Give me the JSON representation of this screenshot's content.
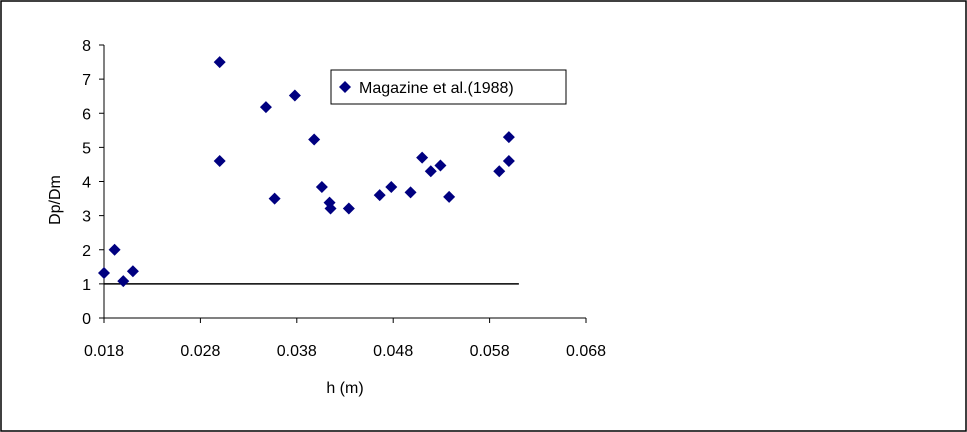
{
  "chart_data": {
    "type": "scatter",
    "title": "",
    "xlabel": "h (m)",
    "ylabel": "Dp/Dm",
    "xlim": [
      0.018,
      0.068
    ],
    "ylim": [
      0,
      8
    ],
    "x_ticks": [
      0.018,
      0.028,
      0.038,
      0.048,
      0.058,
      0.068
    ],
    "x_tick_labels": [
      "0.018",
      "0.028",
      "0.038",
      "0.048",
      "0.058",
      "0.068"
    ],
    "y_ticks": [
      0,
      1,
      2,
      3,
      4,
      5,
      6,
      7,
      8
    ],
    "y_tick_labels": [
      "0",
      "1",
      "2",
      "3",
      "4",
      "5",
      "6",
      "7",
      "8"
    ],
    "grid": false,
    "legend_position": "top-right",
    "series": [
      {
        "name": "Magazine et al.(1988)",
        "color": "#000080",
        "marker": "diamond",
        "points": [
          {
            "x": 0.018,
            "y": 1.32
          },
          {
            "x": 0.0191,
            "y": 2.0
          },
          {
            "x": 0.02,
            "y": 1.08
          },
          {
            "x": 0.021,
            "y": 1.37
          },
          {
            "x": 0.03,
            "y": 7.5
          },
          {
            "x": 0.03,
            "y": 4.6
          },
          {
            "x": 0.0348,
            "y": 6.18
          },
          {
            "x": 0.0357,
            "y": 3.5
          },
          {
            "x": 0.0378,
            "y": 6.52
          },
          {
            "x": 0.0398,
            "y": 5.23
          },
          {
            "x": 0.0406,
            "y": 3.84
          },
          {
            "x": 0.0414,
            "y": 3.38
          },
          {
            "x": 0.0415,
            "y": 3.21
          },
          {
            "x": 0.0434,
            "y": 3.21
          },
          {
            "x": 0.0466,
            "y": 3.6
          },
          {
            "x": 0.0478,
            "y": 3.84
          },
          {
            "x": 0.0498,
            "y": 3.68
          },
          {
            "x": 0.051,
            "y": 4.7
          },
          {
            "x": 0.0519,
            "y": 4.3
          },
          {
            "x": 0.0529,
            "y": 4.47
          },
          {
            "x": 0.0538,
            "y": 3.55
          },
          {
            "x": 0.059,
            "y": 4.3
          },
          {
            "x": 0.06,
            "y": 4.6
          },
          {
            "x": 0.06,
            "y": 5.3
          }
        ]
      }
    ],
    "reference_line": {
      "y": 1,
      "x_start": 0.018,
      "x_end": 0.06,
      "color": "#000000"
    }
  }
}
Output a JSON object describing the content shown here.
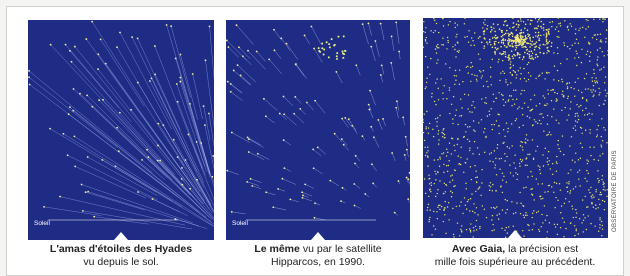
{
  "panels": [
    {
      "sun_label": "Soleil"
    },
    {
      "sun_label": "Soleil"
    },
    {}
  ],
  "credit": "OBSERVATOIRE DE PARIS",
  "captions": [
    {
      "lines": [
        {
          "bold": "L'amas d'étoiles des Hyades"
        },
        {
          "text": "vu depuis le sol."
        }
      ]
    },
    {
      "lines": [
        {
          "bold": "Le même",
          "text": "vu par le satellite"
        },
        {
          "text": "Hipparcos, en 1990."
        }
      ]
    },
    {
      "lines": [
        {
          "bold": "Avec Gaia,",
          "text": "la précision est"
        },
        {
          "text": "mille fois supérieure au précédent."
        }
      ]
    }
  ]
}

• _AIM OF THE TASK_: Show every line of the listing in which the string "JSON" can be found.

• _PROBLEM SOLUTION_:
Give me the JSON representation of this screenshot's content.
Output a JSON object describing the content shown here.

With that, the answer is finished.